Your task is to extract every entry that follows word for word while excluding the pictures.
####################
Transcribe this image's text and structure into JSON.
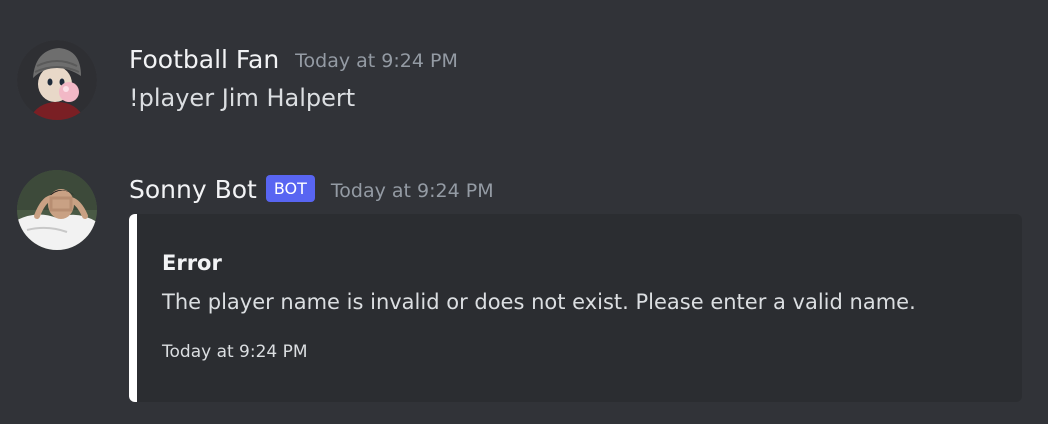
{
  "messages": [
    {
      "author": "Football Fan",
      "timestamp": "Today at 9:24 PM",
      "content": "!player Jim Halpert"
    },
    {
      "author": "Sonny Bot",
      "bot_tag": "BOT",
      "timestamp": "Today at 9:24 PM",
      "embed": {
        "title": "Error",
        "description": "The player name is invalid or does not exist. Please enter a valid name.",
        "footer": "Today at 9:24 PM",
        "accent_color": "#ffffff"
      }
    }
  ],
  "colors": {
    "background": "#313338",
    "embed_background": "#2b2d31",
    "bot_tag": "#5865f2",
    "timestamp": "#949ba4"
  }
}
####################
■ WRITTEN ANSWER:
Transcribe this image's text and structure into JSON.
{
  "messages": [
    {
      "author": "Football Fan",
      "timestamp": "Today at 9:24 PM",
      "content": "!player Jim Halpert"
    },
    {
      "author": "Sonny Bot",
      "bot_tag": "BOT",
      "timestamp": "Today at 9:24 PM",
      "embed": {
        "title": "Error",
        "description": "The player name is invalid or does not exist. Please enter a valid name.",
        "footer": "Today at 9:24 PM",
        "accent_color": "#ffffff"
      }
    }
  ],
  "colors": {
    "background": "#313338",
    "embed_background": "#2b2d31",
    "bot_tag": "#5865f2",
    "timestamp": "#949ba4"
  }
}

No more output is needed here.